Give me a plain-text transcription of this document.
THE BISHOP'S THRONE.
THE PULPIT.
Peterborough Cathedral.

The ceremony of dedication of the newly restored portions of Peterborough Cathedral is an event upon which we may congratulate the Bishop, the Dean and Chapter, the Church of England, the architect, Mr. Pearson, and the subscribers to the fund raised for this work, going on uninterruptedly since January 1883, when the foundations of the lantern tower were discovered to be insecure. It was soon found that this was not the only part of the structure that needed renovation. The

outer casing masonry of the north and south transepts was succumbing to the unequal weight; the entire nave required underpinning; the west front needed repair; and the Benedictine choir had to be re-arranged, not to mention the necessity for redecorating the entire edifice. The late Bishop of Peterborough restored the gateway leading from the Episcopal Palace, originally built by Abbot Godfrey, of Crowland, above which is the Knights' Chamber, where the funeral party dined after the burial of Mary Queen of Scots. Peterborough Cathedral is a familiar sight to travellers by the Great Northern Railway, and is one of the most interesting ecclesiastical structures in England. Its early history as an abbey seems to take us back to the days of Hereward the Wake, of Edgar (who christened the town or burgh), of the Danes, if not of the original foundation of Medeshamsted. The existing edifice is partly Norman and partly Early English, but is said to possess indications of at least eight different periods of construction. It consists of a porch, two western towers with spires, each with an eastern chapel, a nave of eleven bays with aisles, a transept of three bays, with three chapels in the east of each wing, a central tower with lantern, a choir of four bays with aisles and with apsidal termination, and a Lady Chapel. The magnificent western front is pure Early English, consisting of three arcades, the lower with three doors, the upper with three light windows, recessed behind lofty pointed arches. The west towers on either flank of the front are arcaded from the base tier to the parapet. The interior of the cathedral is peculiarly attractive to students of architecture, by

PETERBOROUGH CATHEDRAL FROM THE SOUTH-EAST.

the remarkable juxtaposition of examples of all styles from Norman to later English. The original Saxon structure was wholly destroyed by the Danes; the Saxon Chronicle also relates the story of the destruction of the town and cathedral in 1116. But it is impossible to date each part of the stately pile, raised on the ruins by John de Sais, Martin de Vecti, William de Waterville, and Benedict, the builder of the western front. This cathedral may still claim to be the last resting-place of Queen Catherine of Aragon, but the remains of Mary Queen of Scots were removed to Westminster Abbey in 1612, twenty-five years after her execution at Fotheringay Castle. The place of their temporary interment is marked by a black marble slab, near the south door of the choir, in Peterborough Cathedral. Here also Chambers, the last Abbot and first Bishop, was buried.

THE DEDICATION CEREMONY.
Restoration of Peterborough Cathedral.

○ ○ ○ ○ ○ ○ ○

## YOUR INSTRUCTIONS
Print the complete listing again, exactly as it stands.

## WRITTEN RESPONSE
Give me a plain-text transcription of this document.
THE BISHOP'S THRONE.
THE PULPIT.
Peterborough Cathedral.

The ceremony of dedication of the newly restored portions of Peterborough Cathedral is an event upon which we may congratulate the Bishop, the Dean and Chapter, the Church of England, the architect, Mr. Pearson, and the subscribers to the fund raised for this work, going on uninterruptedly since January 1883, when the foundations of the lantern tower were discovered to be insecure. It was soon found that this was not the only part of the structure that needed renovation. The

outer casing masonry of the north and south transepts was succumbing to the unequal weight; the entire nave required underpinning; the west front needed repair; and the Benedictine choir had to be re-arranged, not to mention the necessity for redecorating the entire edifice. The late Bishop of Peterborough restored the gateway leading from the Episcopal Palace, originally built by Abbot Godfrey, of Crowland, above which is the Knights' Chamber, where the funeral party dined after the burial of Mary Queen of Scots. Peterborough Cathedral is a familiar sight to travellers by the Great Northern Railway, and is one of the most interesting ecclesiastical structures in England. Its early history as an abbey seems to take us back to the days of Hereward the Wake, of Edgar (who christened the town or burgh), of the Danes, if not of the original foundation of Medeshamsted. The existing edifice is partly Norman and partly Early English, but is said to possess indications of at least eight different periods of construction. It consists of a porch, two western towers with spires, each with an eastern chapel, a nave of eleven bays with aisles, a transept of three bays, with three chapels in the east of each wing, a central tower with lantern, a choir of four bays with aisles and with apsidal termination, and a Lady Chapel. The magnificent western front is pure Early English, consisting of three arcades, the lower with three doors, the upper with three light windows, recessed behind lofty pointed arches. The west towers on either flank of the front are arcaded from the base tier to the parapet. The interior of the cathedral is peculiarly attractive to students of architecture, by

PETERBOROUGH CATHEDRAL FROM THE SOUTH-EAST.

the remarkable juxtaposition of examples of all styles from Norman to later English. The original Saxon structure was wholly destroyed by the Danes; the Saxon Chronicle also relates the story of the destruction of the town and cathedral in 1116. But it is impossible to date each part of the stately pile, raised on the ruins by John de Sais, Martin de Vecti, William de Waterville, and Benedict, the builder of the western front. This cathedral may still claim to be the last resting-place of Queen Catherine of Aragon, but the remains of Mary Queen of Scots were removed to Westminster Abbey in 1612, twenty-five years after her execution at Fotheringay Castle. The place of their temporary interment is marked by a black marble slab, near the south door of the choir, in Peterborough Cathedral. Here also Chambers, the last Abbot and first Bishop, was buried.

THE DEDICATION CEREMONY.
Restoration of Peterborough Cathedral.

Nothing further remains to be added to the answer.